### Given task
Set down all of the data exactly as it appears.

Figure content listings:
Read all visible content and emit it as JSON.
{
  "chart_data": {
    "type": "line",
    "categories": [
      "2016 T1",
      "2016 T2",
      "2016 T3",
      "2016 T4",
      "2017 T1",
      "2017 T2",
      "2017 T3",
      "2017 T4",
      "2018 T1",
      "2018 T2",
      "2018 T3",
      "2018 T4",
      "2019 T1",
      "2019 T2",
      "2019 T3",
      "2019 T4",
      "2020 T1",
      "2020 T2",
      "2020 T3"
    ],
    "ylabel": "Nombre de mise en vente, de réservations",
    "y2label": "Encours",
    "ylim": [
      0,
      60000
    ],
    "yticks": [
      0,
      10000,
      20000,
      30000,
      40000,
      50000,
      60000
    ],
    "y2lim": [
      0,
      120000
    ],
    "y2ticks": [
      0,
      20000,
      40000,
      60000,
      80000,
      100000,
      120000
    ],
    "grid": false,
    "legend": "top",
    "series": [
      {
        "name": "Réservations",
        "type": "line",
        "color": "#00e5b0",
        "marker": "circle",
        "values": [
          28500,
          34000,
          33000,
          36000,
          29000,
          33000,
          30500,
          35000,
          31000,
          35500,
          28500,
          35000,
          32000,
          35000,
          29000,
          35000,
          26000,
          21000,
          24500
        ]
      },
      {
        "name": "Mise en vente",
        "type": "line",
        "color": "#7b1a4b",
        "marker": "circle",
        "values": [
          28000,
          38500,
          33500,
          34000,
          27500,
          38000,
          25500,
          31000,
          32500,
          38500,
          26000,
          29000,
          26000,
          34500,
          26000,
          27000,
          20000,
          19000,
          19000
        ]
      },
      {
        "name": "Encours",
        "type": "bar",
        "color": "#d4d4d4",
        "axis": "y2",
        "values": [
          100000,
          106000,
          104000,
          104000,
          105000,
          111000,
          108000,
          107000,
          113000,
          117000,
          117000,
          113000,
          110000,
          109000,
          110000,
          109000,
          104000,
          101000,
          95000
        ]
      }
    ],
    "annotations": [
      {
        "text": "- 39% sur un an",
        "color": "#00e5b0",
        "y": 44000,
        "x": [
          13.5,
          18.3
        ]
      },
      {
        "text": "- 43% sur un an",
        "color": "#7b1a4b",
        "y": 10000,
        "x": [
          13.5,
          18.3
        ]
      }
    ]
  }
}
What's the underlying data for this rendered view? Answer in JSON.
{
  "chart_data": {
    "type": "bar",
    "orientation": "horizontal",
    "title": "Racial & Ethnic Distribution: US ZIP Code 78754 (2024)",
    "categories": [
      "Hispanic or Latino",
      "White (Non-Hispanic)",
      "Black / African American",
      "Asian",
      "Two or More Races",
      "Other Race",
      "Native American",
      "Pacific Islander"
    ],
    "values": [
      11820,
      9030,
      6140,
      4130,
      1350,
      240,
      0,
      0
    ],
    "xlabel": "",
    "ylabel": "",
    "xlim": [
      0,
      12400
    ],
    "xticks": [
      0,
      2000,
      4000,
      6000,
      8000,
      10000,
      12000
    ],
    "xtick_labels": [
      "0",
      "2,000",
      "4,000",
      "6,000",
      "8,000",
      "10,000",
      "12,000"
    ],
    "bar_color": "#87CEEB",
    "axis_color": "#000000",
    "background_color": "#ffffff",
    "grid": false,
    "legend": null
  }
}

### Result
Read all visible content and emit it as JSON.
{
  "chart_data": {
    "type": "line",
    "categories": [
      "2016 T1",
      "2016 T2",
      "2016 T3",
      "2016 T4",
      "2017 T1",
      "2017 T2",
      "2017 T3",
      "2017 T4",
      "2018 T1",
      "2018 T2",
      "2018 T3",
      "2018 T4",
      "2019 T1",
      "2019 T2",
      "2019 T3",
      "2019 T4",
      "2020 T1",
      "2020 T2",
      "2020 T3"
    ],
    "ylabel": "Nombre de mise en vente, de réservations",
    "y2label": "Encours",
    "ylim": [
      0,
      60000
    ],
    "yticks": [
      0,
      10000,
      20000,
      30000,
      40000,
      50000,
      60000
    ],
    "y2lim": [
      0,
      120000
    ],
    "y2ticks": [
      0,
      20000,
      40000,
      60000,
      80000,
      100000,
      120000
    ],
    "grid": false,
    "legend": "top",
    "series": [
      {
        "name": "Réservations",
        "type": "line",
        "color": "#00e5b0",
        "marker": "circle",
        "values": [
          28500,
          34000,
          33000,
          36000,
          29000,
          33000,
          30500,
          35000,
          31000,
          35500,
          28500,
          35000,
          32000,
          35000,
          29000,
          35000,
          26000,
          21000,
          24500
        ]
      },
      {
        "name": "Mise en vente",
        "type": "line",
        "color": "#7b1a4b",
        "marker": "circle",
        "values": [
          28000,
          38500,
          33500,
          34000,
          27500,
          38000,
          25500,
          31000,
          32500,
          38500,
          26000,
          29000,
          26000,
          34500,
          26000,
          27000,
          20000,
          19000,
          19000
        ]
      },
      {
        "name": "Encours",
        "type": "bar",
        "color": "#d4d4d4",
        "axis": "y2",
        "values": [
          100000,
          106000,
          104000,
          104000,
          105000,
          111000,
          108000,
          107000,
          113000,
          117000,
          117000,
          113000,
          110000,
          109000,
          110000,
          109000,
          104000,
          101000,
          95000
        ]
      }
    ],
    "annotations": [
      {
        "text": "- 39% sur un an",
        "color": "#00e5b0",
        "y": 44000,
        "x": [
          13.5,
          18.3
        ]
      },
      {
        "text": "- 43% sur un an",
        "color": "#7b1a4b",
        "y": 10000,
        "x": [
          13.5,
          18.3
        ]
      }
    ]
  }
}
What's the underlying data for this rendered view? Answer in JSON.
{
  "chart_data": {
    "type": "bar",
    "orientation": "horizontal",
    "title": "Racial & Ethnic Distribution: US ZIP Code 78754 (2024)",
    "categories": [
      "Hispanic or Latino",
      "White (Non-Hispanic)",
      "Black / African American",
      "Asian",
      "Two or More Races",
      "Other Race",
      "Native American",
      "Pacific Islander"
    ],
    "values": [
      11820,
      9030,
      6140,
      4130,
      1350,
      240,
      0,
      0
    ],
    "xlabel": "",
    "ylabel": "",
    "xlim": [
      0,
      12400
    ],
    "xticks": [
      0,
      2000,
      4000,
      6000,
      8000,
      10000,
      12000
    ],
    "xtick_labels": [
      "0",
      "2,000",
      "4,000",
      "6,000",
      "8,000",
      "10,000",
      "12,000"
    ],
    "bar_color": "#87CEEB",
    "axis_color": "#000000",
    "background_color": "#ffffff",
    "grid": false,
    "legend": null
  }
}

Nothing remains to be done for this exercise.